→ PROBLEM TO SOLVE
Nothing before the line containing "OCR this image." belongs in the answer; quote that line and all lines after it through the end of the material, word for word.

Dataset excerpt
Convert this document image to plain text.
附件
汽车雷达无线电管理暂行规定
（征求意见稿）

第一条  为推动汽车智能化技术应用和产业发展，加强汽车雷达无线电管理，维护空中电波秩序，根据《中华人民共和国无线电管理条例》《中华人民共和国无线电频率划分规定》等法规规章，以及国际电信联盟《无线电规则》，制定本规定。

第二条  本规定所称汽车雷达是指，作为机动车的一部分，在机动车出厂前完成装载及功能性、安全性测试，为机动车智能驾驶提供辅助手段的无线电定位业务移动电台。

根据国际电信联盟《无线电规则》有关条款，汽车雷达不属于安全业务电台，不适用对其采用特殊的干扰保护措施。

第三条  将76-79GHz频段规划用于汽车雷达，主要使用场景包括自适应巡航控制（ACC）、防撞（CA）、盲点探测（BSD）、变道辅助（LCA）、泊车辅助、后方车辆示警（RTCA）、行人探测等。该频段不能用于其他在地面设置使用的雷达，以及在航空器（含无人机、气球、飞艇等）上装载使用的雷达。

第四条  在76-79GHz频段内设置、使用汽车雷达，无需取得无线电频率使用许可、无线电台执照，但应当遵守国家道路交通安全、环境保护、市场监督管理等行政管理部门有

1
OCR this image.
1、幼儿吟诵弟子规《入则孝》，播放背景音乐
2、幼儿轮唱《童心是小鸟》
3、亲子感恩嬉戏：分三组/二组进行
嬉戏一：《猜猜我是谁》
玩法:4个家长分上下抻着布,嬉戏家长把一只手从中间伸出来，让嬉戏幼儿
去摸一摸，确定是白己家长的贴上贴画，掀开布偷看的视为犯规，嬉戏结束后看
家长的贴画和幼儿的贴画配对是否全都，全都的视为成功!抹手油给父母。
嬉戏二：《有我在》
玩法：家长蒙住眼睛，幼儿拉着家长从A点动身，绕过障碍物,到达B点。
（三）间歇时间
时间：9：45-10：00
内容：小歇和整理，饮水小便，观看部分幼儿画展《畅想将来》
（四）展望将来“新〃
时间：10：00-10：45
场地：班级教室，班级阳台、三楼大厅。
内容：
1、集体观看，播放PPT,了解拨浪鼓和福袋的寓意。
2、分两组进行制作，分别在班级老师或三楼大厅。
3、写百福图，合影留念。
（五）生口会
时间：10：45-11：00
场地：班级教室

→ TASK SOLUTION
OCR this image.
1、幼儿吟诵弟子规《入则孝》，播放背景音乐
2、幼儿轮唱《童心是小鸟》
3、亲子感恩嬉戏：分三组/二组进行
嬉戏一：《猜猜我是谁》
玩法:4个家长分上下抻着布,嬉戏家长把一只手从中间伸出来，让嬉戏幼儿
去摸一摸，确定是白己家长的贴上贴画，掀开布偷看的视为犯规，嬉戏结束后看
家长的贴画和幼儿的贴画配对是否全都，全都的视为成功!抹手油给父母。
嬉戏二：《有我在》
玩法：家长蒙住眼睛，幼儿拉着家长从A点动身，绕过障碍物,到达B点。
（三）间歇时间
时间：9：45-10：00
内容：小歇和整理，饮水小便，观看部分幼儿画展《畅想将来》
（四）展望将来“新〃
时间：10：00-10：45
场地：班级教室，班级阳台、三楼大厅。
内容：
1、集体观看，播放PPT,了解拨浪鼓和福袋的寓意。
2、分两组进行制作，分别在班级老师或三楼大厅。
3、写百福图，合影留念。
（五）生口会
时间：10：45-11：00
场地：班级教室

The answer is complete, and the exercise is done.